··· Records supplied

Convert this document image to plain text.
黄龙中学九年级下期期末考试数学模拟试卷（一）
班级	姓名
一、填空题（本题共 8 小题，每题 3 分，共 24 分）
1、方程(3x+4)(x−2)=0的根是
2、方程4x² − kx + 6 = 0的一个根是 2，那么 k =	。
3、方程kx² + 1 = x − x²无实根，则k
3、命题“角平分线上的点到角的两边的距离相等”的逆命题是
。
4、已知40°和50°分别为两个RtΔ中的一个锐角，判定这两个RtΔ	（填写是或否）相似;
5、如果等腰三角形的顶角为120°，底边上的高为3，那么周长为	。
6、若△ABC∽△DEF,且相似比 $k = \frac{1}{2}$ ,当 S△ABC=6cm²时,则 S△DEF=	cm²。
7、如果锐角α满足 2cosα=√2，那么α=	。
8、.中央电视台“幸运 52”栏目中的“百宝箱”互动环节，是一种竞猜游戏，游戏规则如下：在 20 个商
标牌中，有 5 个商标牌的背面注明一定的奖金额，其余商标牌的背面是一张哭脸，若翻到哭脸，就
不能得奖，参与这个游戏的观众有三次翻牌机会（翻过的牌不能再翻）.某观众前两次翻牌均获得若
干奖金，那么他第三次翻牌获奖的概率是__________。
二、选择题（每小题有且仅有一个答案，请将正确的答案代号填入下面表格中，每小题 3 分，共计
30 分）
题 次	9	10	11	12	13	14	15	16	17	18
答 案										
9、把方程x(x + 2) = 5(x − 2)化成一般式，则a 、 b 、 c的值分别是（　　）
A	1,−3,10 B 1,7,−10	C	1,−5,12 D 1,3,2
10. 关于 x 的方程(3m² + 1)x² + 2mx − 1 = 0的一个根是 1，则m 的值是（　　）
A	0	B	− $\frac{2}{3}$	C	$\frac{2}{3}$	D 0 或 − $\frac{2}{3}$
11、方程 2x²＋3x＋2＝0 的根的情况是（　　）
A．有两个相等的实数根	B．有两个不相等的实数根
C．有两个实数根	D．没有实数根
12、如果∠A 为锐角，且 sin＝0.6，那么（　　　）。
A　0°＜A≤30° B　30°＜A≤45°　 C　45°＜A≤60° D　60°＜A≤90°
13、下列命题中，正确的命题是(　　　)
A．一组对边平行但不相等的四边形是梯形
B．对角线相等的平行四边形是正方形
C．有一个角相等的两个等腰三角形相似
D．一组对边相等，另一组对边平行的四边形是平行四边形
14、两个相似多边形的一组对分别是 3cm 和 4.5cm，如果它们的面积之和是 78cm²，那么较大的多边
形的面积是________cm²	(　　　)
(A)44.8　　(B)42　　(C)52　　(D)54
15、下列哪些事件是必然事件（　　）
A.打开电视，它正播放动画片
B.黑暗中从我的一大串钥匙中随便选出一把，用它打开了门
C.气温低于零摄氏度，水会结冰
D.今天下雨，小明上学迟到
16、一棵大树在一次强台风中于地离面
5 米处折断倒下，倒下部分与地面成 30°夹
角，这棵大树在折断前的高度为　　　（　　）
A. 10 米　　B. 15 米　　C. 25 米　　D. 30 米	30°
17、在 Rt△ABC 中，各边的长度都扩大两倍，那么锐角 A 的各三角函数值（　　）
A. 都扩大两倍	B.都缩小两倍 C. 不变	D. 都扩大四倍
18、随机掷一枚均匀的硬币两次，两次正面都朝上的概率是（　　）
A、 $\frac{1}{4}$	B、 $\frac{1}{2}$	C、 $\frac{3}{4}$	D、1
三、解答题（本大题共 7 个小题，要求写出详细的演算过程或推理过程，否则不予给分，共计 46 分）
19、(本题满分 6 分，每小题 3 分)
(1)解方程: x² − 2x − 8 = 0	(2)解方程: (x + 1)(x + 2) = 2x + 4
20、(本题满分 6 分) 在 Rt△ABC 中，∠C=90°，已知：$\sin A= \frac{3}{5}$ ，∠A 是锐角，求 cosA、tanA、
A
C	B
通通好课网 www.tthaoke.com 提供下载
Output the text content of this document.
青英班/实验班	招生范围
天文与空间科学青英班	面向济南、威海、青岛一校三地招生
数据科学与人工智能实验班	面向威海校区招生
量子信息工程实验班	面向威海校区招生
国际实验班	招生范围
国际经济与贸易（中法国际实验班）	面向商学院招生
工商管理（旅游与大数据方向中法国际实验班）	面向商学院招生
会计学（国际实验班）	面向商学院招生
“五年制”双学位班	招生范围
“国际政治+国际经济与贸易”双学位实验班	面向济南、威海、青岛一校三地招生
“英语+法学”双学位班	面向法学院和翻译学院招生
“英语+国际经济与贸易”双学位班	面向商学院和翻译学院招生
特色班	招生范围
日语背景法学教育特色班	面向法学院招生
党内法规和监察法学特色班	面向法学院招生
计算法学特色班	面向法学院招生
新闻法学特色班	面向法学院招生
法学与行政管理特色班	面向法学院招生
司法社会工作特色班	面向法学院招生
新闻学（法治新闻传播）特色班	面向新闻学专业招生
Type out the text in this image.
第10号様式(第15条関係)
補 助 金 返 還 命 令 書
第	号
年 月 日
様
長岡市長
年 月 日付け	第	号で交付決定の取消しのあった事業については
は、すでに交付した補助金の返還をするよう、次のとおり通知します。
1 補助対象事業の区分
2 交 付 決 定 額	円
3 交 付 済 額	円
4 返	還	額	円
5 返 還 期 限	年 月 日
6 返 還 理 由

······

▸ Given instruction
List all lines above in which the string "本题满分" appears.

▸ Response
19、(本题满分 6 分，每小题 3 分)
20、(本题满分 6 分) 在 Rt△ABC 中，∠C=90°，已知：$\sin A= \frac{3}{5}$ ，∠A 是锐角，求 cosA、tanA、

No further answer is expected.